• The request: Work through the data line by line, gathering every line that has the word "ylabel".

• Data for this task:
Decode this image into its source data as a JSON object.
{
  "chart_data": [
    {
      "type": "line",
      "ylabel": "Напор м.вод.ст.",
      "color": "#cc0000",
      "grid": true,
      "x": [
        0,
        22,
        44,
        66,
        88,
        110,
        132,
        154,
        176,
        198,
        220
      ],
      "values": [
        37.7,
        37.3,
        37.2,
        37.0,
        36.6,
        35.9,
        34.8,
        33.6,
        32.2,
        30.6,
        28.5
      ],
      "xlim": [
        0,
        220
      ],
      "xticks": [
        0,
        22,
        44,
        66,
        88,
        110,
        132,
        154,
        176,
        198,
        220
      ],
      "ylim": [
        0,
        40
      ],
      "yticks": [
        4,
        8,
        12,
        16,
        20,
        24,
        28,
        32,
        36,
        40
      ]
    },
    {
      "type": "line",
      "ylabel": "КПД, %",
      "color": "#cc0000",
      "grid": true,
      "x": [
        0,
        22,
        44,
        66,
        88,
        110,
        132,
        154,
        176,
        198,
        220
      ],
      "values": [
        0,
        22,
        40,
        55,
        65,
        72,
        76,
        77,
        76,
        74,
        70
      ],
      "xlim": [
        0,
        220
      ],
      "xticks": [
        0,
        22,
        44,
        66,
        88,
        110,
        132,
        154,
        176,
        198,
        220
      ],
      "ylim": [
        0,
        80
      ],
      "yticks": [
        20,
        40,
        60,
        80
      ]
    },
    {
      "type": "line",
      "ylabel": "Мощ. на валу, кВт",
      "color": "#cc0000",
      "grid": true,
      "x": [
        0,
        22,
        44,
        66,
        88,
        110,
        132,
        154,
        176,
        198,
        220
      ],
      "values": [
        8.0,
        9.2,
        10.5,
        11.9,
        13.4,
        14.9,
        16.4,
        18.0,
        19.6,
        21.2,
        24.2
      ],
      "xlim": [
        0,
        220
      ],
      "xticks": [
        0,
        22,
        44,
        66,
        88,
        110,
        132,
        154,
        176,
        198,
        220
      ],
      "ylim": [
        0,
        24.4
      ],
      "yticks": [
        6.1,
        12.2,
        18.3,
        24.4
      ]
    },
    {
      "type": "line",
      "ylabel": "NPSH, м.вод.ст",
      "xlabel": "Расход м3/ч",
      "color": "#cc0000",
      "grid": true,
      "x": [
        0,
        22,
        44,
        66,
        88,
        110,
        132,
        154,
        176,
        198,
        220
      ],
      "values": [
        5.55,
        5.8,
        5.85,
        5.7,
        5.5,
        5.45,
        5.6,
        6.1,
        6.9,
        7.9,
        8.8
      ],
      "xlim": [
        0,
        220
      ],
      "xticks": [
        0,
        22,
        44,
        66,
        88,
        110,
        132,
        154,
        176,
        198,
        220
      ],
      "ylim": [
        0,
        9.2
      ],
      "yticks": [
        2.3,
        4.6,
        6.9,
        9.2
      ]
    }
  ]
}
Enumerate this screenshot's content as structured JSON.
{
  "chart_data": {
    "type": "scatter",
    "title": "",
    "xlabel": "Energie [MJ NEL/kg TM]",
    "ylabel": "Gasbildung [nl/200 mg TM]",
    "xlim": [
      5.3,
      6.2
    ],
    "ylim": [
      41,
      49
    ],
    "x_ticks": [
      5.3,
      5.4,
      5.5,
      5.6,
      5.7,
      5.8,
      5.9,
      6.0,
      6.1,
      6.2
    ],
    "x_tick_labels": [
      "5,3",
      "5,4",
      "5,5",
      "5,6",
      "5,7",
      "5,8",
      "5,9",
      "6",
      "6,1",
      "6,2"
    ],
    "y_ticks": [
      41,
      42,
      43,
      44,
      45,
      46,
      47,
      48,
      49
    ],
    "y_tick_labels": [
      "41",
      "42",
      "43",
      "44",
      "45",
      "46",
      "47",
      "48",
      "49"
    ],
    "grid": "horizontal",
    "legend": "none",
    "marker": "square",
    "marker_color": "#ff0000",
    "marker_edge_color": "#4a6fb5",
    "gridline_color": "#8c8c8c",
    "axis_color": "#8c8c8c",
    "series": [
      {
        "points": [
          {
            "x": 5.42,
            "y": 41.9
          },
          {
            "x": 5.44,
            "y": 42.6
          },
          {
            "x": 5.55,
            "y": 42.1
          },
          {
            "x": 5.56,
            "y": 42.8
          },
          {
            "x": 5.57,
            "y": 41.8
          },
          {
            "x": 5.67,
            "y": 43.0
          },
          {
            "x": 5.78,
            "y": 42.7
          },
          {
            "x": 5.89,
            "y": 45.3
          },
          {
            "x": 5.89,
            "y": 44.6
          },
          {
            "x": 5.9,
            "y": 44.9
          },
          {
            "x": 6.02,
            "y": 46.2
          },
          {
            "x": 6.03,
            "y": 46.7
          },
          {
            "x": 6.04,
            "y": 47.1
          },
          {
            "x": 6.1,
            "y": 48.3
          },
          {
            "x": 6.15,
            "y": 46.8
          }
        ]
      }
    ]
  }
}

• Complete response:
      "ylabel": "Напор м.вод.ст.",
      "ylabel": "КПД, %",
      "ylabel": "Мощ. на валу, кВт",
      "ylabel": "NPSH, м.вод.ст",
    "ylabel": "Gasbildung [nl/200 mg TM]",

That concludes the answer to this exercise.